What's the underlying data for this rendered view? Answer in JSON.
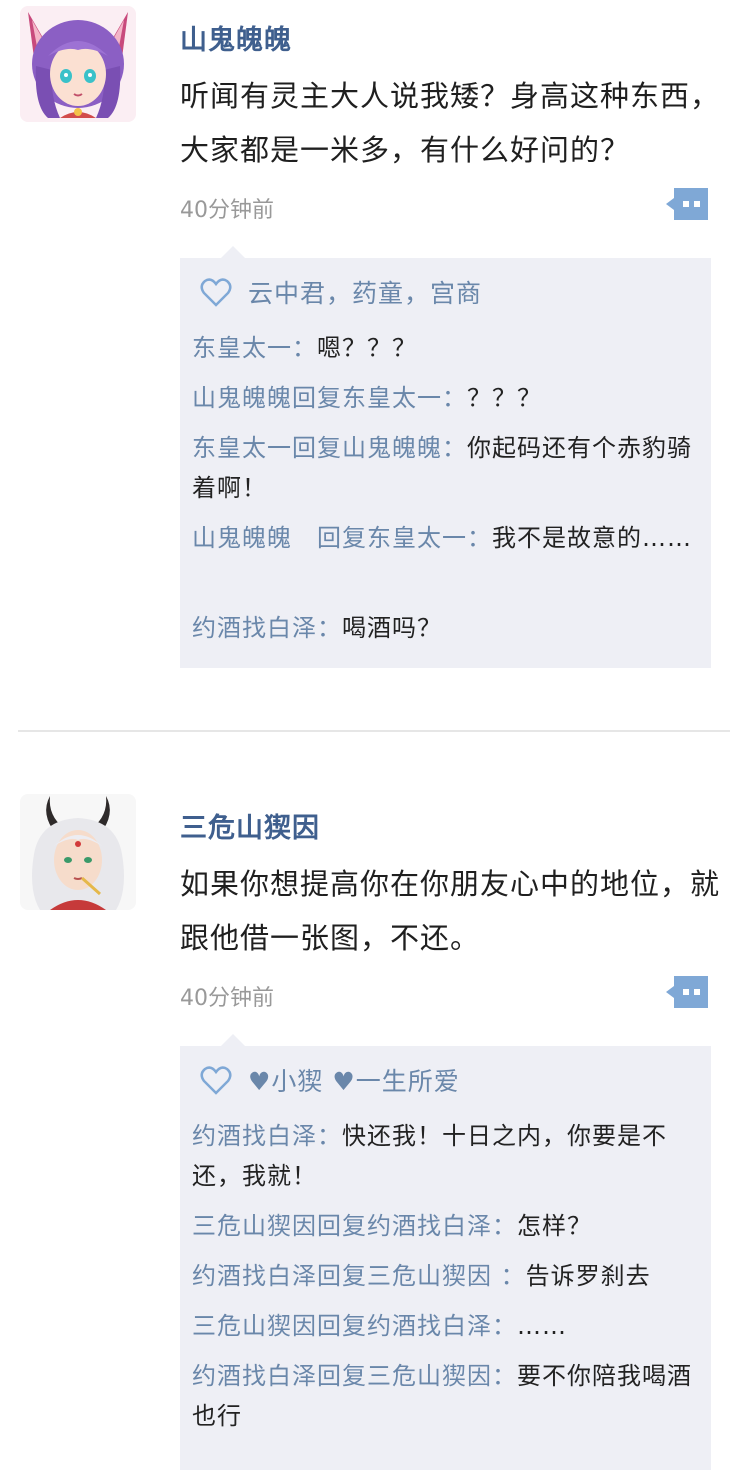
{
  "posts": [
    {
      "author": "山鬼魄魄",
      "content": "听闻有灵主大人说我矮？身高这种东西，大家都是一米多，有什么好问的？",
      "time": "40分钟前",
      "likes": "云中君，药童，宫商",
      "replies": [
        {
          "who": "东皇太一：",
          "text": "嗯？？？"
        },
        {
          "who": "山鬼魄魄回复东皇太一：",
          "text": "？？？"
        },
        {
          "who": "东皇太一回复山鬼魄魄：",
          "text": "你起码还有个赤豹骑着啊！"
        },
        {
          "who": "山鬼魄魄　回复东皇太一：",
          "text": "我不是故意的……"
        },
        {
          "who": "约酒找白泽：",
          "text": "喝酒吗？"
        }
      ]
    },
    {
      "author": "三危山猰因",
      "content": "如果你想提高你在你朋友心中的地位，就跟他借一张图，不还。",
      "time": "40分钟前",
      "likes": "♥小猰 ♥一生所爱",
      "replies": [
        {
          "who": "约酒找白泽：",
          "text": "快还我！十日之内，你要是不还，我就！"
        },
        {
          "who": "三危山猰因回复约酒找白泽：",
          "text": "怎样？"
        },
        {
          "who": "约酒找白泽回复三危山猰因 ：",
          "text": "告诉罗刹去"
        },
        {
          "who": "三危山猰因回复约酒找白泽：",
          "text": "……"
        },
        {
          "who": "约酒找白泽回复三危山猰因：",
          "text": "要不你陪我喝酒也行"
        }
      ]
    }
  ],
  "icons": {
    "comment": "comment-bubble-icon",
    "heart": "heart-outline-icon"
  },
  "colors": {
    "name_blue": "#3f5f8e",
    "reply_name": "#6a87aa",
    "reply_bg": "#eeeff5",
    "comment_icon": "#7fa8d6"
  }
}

__________

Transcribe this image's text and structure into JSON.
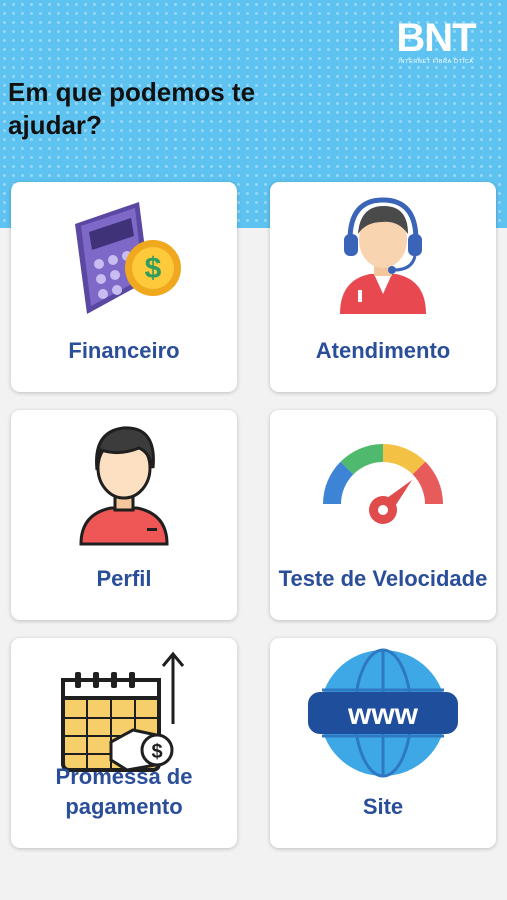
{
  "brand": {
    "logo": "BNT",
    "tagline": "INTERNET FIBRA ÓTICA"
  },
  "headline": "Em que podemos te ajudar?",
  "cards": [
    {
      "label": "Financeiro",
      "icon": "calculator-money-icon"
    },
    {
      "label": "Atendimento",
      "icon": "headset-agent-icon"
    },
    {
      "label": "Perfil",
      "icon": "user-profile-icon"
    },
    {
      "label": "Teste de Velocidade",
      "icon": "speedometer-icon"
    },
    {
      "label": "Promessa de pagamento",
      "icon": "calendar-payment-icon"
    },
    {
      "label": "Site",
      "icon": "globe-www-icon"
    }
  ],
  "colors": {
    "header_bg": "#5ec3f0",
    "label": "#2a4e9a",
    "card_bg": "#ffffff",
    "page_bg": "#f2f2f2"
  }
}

__________

*Problem to work on*
Report how many lines in the records hold the word "text", giving the number and nothing else.

*The completed task*
11